In the data that follows, count each line holding the string "problems"; answer with the number only.
>> Start Records for the exercise
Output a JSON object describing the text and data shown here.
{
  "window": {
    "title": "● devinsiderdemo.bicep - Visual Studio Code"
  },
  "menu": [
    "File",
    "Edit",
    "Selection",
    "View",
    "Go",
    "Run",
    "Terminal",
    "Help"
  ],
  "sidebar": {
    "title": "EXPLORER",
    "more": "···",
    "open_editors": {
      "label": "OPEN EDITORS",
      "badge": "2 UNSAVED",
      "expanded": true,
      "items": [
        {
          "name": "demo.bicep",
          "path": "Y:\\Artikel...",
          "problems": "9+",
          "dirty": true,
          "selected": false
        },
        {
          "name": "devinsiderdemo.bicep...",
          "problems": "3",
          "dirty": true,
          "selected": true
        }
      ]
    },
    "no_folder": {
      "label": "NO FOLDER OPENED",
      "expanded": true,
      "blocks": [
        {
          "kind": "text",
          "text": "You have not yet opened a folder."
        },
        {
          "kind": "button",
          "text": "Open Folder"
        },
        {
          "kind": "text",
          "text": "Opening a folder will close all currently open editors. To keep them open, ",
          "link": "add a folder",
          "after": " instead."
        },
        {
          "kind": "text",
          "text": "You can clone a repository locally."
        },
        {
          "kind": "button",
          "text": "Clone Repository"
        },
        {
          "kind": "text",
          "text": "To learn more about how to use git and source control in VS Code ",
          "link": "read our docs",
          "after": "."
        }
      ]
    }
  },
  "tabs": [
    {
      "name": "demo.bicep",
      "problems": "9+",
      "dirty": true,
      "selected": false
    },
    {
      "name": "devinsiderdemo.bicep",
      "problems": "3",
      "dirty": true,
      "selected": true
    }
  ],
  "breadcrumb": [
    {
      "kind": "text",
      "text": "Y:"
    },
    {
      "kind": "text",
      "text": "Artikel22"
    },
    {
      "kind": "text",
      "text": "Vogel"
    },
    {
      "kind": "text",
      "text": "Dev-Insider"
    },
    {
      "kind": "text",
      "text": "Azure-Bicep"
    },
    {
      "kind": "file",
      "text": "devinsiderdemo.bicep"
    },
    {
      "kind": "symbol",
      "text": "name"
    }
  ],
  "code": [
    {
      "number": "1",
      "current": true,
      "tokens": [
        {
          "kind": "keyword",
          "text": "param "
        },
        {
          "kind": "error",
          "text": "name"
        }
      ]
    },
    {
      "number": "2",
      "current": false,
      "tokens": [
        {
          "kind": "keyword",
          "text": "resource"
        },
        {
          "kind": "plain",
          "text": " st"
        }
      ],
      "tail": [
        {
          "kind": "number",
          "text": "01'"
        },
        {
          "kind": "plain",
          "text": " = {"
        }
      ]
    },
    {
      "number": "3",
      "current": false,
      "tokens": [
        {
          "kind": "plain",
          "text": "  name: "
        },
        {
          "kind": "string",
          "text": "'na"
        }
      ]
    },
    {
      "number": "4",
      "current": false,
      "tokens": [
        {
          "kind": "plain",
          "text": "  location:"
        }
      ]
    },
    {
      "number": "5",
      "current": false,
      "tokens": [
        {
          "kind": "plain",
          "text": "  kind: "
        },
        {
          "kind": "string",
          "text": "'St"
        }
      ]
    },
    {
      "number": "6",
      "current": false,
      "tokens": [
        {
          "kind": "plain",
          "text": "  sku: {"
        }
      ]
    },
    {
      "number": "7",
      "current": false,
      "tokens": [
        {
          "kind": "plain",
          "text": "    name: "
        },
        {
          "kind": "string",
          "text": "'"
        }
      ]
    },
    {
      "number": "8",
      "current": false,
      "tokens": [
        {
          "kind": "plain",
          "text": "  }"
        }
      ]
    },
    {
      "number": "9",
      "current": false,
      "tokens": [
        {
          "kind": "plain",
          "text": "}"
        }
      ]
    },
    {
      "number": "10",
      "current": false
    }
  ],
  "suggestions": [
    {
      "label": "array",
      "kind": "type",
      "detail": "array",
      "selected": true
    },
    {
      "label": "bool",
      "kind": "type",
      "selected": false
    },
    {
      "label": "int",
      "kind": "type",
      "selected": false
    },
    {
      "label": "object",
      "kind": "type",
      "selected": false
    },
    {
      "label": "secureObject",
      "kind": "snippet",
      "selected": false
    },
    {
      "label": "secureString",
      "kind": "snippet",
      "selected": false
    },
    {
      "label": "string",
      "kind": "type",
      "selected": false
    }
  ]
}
>> End Records for the exercise
Full solution. 4